[Task prompt]:
Gather, from the listing beneath this task, every line holding the string "Account".

==============================

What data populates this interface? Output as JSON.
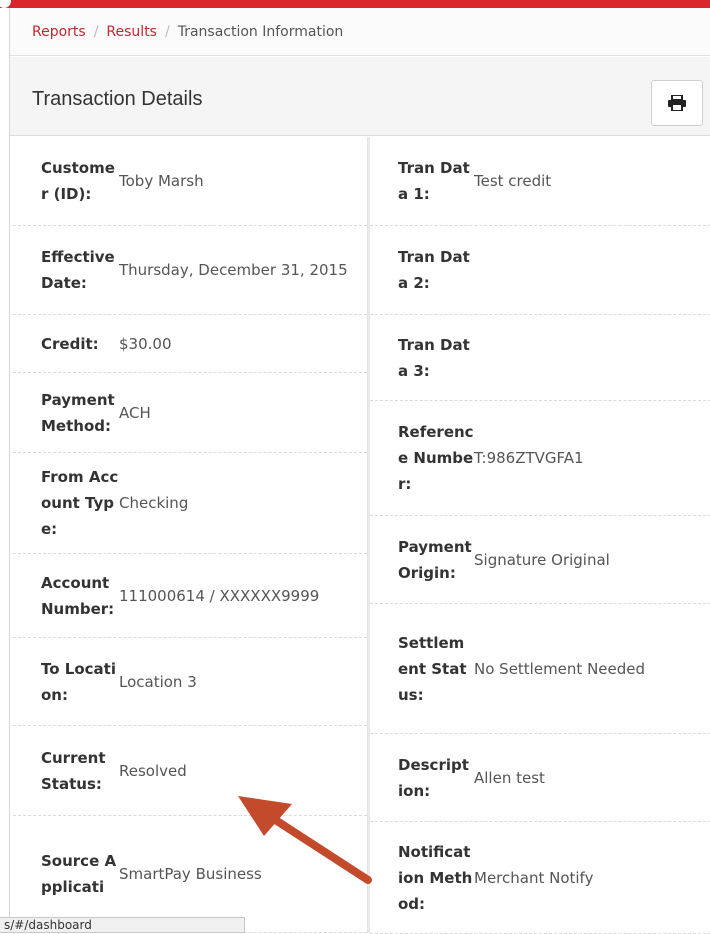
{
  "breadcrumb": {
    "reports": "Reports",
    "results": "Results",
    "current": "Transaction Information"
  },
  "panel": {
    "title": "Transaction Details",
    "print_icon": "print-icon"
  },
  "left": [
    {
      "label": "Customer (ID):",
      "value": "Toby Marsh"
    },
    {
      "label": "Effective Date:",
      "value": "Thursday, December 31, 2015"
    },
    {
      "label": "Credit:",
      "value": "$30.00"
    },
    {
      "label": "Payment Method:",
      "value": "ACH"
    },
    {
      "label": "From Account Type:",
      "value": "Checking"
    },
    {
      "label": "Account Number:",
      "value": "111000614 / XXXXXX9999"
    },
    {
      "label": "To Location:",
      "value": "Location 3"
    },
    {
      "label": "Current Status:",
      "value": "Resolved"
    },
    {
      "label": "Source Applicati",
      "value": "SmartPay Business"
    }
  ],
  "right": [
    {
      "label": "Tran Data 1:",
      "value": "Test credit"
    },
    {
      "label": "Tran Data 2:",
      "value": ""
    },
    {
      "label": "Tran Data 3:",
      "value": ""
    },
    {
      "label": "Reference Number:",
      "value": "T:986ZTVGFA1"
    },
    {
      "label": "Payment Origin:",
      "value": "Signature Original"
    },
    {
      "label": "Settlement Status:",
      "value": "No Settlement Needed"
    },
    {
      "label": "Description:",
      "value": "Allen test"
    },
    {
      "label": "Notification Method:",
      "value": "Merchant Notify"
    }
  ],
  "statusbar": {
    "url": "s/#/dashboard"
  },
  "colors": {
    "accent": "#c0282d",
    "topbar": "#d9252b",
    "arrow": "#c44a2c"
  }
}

==============================

[Exercise solution]:
      "label": "From Account Type:",
      "label": "Account Number:",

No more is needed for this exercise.